**Records provided:**
________________________________________

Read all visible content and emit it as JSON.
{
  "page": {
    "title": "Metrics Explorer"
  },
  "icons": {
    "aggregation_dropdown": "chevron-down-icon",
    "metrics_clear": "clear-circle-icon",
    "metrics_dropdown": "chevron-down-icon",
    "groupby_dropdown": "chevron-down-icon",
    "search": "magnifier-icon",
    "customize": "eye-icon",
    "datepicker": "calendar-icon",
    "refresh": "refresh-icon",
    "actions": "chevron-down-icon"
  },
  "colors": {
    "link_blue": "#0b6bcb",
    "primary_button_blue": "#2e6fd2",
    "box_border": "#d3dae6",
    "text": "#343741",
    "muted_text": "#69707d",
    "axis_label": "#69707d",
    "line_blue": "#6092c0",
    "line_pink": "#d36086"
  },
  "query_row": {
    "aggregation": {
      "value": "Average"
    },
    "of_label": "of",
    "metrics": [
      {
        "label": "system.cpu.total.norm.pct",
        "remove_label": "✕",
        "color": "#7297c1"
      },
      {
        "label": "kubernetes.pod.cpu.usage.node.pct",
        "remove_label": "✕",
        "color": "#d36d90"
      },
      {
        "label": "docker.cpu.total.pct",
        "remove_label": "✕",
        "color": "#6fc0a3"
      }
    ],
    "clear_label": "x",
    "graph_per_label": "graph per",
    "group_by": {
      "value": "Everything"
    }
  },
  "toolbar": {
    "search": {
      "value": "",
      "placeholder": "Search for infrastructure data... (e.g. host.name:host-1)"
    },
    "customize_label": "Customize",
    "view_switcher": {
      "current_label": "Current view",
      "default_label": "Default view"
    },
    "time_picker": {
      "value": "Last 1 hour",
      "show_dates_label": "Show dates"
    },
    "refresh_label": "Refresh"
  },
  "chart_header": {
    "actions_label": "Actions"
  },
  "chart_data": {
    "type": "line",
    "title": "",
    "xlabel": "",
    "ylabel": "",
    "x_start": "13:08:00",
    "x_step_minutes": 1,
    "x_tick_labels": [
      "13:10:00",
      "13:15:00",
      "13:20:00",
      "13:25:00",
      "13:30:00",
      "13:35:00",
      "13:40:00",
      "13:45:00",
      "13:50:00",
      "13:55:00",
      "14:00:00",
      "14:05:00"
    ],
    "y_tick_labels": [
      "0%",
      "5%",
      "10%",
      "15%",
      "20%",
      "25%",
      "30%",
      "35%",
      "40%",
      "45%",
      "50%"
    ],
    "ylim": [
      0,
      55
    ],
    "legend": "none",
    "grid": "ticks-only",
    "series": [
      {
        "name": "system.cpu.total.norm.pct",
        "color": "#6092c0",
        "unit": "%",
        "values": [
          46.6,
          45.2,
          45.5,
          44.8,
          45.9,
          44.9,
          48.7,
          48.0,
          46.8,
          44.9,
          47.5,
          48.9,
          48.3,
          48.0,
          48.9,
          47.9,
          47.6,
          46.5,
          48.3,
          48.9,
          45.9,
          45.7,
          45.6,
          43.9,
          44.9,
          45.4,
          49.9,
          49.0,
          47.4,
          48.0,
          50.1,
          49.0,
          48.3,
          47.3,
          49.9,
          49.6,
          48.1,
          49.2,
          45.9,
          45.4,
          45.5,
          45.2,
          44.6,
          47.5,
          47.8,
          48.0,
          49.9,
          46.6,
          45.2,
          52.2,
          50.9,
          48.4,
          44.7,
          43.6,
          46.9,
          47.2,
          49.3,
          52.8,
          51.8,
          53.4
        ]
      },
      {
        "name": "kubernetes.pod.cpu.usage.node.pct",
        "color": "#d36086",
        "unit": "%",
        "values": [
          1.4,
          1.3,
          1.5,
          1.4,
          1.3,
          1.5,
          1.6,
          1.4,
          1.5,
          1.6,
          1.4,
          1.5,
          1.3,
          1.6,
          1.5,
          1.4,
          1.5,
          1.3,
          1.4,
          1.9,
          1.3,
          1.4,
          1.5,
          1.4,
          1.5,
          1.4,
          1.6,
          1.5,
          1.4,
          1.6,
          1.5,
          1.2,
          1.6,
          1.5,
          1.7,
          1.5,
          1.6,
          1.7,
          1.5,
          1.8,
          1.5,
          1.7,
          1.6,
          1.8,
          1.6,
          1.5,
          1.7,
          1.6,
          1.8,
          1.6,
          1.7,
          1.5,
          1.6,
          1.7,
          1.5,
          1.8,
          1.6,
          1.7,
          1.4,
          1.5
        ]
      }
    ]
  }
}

________________________________________

**Written problem:**
Print the listing above in full, exactly as it is.

**Finished exercise:**
Read all visible content and emit it as JSON.
{
  "page": {
    "title": "Metrics Explorer"
  },
  "icons": {
    "aggregation_dropdown": "chevron-down-icon",
    "metrics_clear": "clear-circle-icon",
    "metrics_dropdown": "chevron-down-icon",
    "groupby_dropdown": "chevron-down-icon",
    "search": "magnifier-icon",
    "customize": "eye-icon",
    "datepicker": "calendar-icon",
    "refresh": "refresh-icon",
    "actions": "chevron-down-icon"
  },
  "colors": {
    "link_blue": "#0b6bcb",
    "primary_button_blue": "#2e6fd2",
    "box_border": "#d3dae6",
    "text": "#343741",
    "muted_text": "#69707d",
    "axis_label": "#69707d",
    "line_blue": "#6092c0",
    "line_pink": "#d36086"
  },
  "query_row": {
    "aggregation": {
      "value": "Average"
    },
    "of_label": "of",
    "metrics": [
      {
        "label": "system.cpu.total.norm.pct",
        "remove_label": "✕",
        "color": "#7297c1"
      },
      {
        "label": "kubernetes.pod.cpu.usage.node.pct",
        "remove_label": "✕",
        "color": "#d36d90"
      },
      {
        "label": "docker.cpu.total.pct",
        "remove_label": "✕",
        "color": "#6fc0a3"
      }
    ],
    "clear_label": "x",
    "graph_per_label": "graph per",
    "group_by": {
      "value": "Everything"
    }
  },
  "toolbar": {
    "search": {
      "value": "",
      "placeholder": "Search for infrastructure data... (e.g. host.name:host-1)"
    },
    "customize_label": "Customize",
    "view_switcher": {
      "current_label": "Current view",
      "default_label": "Default view"
    },
    "time_picker": {
      "value": "Last 1 hour",
      "show_dates_label": "Show dates"
    },
    "refresh_label": "Refresh"
  },
  "chart_header": {
    "actions_label": "Actions"
  },
  "chart_data": {
    "type": "line",
    "title": "",
    "xlabel": "",
    "ylabel": "",
    "x_start": "13:08:00",
    "x_step_minutes": 1,
    "x_tick_labels": [
      "13:10:00",
      "13:15:00",
      "13:20:00",
      "13:25:00",
      "13:30:00",
      "13:35:00",
      "13:40:00",
      "13:45:00",
      "13:50:00",
      "13:55:00",
      "14:00:00",
      "14:05:00"
    ],
    "y_tick_labels": [
      "0%",
      "5%",
      "10%",
      "15%",
      "20%",
      "25%",
      "30%",
      "35%",
      "40%",
      "45%",
      "50%"
    ],
    "ylim": [
      0,
      55
    ],
    "legend": "none",
    "grid": "ticks-only",
    "series": [
      {
        "name": "system.cpu.total.norm.pct",
        "color": "#6092c0",
        "unit": "%",
        "values": [
          46.6,
          45.2,
          45.5,
          44.8,
          45.9,
          44.9,
          48.7,
          48.0,
          46.8,
          44.9,
          47.5,
          48.9,
          48.3,
          48.0,
          48.9,
          47.9,
          47.6,
          46.5,
          48.3,
          48.9,
          45.9,
          45.7,
          45.6,
          43.9,
          44.9,
          45.4,
          49.9,
          49.0,
          47.4,
          48.0,
          50.1,
          49.0,
          48.3,
          47.3,
          49.9,
          49.6,
          48.1,
          49.2,
          45.9,
          45.4,
          45.5,
          45.2,
          44.6,
          47.5,
          47.8,
          48.0,
          49.9,
          46.6,
          45.2,
          52.2,
          50.9,
          48.4,
          44.7,
          43.6,
          46.9,
          47.2,
          49.3,
          52.8,
          51.8,
          53.4
        ]
      },
      {
        "name": "kubernetes.pod.cpu.usage.node.pct",
        "color": "#d36086",
        "unit": "%",
        "values": [
          1.4,
          1.3,
          1.5,
          1.4,
          1.3,
          1.5,
          1.6,
          1.4,
          1.5,
          1.6,
          1.4,
          1.5,
          1.3,
          1.6,
          1.5,
          1.4,
          1.5,
          1.3,
          1.4,
          1.9,
          1.3,
          1.4,
          1.5,
          1.4,
          1.5,
          1.4,
          1.6,
          1.5,
          1.4,
          1.6,
          1.5,
          1.2,
          1.6,
          1.5,
          1.7,
          1.5,
          1.6,
          1.7,
          1.5,
          1.8,
          1.5,
          1.7,
          1.6,
          1.8,
          1.6,
          1.5,
          1.7,
          1.6,
          1.8,
          1.6,
          1.7,
          1.5,
          1.6,
          1.7,
          1.5,
          1.8,
          1.6,
          1.7,
          1.4,
          1.5
        ]
      }
    ]
  }
}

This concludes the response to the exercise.